The problem:
In the entries that follow, how many lines contain the word "placement"? Answer with the number only.

Information given:
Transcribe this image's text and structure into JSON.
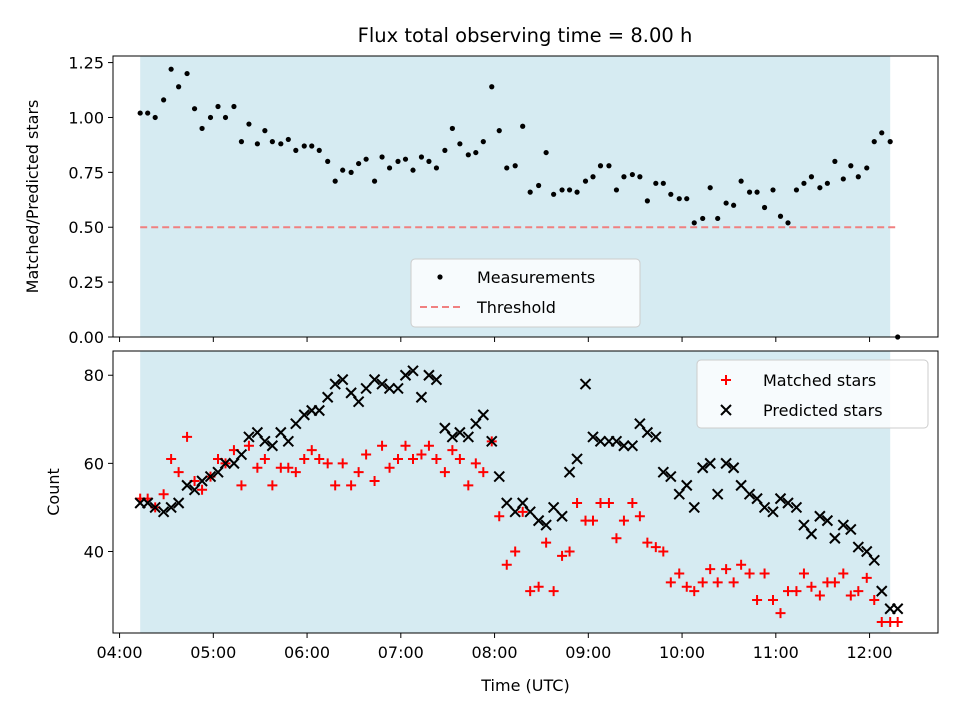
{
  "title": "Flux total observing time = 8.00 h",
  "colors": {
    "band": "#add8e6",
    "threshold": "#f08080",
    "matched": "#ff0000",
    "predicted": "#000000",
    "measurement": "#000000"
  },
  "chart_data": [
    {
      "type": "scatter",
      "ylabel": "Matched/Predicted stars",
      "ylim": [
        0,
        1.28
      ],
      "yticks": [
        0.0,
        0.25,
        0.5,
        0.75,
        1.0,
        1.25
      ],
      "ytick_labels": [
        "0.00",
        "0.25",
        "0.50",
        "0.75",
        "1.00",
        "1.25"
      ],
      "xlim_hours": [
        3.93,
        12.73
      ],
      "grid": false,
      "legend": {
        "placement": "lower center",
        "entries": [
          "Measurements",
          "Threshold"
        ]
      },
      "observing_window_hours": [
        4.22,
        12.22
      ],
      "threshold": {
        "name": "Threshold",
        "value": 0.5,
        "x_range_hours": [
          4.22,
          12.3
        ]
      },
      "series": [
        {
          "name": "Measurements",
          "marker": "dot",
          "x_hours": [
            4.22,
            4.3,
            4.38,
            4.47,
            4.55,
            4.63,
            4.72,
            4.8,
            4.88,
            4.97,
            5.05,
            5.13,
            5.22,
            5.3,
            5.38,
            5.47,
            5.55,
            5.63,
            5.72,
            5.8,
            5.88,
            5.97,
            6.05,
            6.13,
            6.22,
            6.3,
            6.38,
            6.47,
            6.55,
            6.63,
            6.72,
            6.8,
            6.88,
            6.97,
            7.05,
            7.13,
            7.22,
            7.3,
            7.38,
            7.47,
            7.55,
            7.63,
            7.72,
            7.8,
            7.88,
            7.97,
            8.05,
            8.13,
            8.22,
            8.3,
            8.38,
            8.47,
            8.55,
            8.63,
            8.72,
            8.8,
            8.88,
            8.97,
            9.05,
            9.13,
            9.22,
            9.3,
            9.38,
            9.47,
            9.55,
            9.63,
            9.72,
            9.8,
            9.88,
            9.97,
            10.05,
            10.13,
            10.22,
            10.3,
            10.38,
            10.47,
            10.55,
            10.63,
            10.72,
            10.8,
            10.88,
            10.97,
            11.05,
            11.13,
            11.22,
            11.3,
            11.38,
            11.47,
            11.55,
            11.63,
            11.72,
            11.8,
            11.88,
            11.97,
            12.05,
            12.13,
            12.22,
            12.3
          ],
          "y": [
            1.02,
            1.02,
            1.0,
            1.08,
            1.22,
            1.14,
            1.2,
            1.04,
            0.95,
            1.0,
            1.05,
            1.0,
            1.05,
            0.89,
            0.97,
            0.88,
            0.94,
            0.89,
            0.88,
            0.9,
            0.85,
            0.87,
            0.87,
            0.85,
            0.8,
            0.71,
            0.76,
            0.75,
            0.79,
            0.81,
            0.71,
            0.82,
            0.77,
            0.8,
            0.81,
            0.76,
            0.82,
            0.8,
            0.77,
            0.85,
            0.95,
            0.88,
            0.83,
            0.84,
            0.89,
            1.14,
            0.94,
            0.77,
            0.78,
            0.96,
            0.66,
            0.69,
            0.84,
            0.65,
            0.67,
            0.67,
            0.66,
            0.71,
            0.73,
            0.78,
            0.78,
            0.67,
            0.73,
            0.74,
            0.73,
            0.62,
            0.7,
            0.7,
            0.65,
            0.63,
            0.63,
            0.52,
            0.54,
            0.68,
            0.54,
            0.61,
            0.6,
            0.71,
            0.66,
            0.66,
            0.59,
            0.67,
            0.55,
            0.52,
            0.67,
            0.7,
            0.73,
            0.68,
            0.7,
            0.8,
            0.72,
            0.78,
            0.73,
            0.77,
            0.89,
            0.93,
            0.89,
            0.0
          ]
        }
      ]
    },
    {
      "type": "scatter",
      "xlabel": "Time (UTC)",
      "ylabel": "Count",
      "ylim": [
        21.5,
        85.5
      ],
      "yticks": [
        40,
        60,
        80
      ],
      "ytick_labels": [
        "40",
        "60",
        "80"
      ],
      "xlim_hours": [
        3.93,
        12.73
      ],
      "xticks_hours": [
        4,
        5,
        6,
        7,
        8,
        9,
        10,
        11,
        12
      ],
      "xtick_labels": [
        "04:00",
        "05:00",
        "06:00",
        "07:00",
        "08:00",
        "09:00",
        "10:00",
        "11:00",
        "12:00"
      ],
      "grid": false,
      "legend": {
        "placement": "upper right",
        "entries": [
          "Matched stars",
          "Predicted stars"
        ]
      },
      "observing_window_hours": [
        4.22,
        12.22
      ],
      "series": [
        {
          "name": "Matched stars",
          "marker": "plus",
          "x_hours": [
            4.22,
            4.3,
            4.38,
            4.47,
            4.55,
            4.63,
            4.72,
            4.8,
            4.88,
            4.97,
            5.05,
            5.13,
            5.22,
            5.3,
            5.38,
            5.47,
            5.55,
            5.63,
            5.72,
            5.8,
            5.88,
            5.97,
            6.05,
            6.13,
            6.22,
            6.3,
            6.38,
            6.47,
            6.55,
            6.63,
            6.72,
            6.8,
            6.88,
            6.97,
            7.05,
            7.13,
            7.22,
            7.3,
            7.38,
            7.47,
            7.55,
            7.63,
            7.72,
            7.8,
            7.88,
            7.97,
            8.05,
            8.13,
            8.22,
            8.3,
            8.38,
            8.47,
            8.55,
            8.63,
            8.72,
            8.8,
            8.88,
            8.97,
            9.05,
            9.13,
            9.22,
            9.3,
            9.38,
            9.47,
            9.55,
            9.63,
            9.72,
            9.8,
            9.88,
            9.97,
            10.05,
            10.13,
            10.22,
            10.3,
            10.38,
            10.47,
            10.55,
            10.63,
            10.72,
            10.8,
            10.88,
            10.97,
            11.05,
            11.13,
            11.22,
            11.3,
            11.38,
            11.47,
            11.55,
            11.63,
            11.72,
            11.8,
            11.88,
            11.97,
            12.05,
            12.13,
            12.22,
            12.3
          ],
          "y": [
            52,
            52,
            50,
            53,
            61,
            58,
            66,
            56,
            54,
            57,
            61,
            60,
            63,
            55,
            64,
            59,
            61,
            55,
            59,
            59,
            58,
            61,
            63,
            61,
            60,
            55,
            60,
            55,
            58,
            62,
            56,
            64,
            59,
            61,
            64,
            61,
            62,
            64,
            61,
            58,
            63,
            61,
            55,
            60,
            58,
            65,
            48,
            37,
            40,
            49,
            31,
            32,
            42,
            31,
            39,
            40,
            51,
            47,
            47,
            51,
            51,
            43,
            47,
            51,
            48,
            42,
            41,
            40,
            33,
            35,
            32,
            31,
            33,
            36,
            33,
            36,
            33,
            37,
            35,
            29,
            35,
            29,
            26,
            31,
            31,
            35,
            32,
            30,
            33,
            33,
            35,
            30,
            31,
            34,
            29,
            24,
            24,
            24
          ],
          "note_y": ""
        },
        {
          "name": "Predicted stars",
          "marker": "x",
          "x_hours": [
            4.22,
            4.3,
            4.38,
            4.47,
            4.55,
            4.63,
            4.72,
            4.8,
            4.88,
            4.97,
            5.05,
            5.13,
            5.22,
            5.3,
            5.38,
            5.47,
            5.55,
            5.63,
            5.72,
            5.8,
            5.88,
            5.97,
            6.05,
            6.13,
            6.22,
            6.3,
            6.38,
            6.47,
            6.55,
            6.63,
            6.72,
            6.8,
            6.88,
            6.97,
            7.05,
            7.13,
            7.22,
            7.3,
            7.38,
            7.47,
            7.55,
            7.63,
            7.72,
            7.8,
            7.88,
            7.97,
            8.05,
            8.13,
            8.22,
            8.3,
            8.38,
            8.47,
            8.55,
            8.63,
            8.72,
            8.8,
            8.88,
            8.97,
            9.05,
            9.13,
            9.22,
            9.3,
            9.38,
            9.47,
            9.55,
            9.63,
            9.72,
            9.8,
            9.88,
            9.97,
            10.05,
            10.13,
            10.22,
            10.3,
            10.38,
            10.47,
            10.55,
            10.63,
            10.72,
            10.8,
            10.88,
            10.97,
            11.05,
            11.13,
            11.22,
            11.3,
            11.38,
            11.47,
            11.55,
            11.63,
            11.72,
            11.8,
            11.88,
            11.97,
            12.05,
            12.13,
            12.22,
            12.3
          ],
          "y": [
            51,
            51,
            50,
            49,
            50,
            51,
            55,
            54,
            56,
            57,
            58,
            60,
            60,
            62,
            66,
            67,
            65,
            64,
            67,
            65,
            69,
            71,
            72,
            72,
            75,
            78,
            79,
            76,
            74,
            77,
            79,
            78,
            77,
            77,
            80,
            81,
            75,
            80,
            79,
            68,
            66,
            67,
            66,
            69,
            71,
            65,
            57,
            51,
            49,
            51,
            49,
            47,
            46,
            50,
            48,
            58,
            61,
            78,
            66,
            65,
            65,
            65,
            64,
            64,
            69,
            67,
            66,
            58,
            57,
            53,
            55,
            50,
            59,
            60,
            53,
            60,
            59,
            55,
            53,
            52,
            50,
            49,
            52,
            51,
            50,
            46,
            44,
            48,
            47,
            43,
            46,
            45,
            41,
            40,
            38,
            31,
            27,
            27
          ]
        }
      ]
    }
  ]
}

Finished task:
2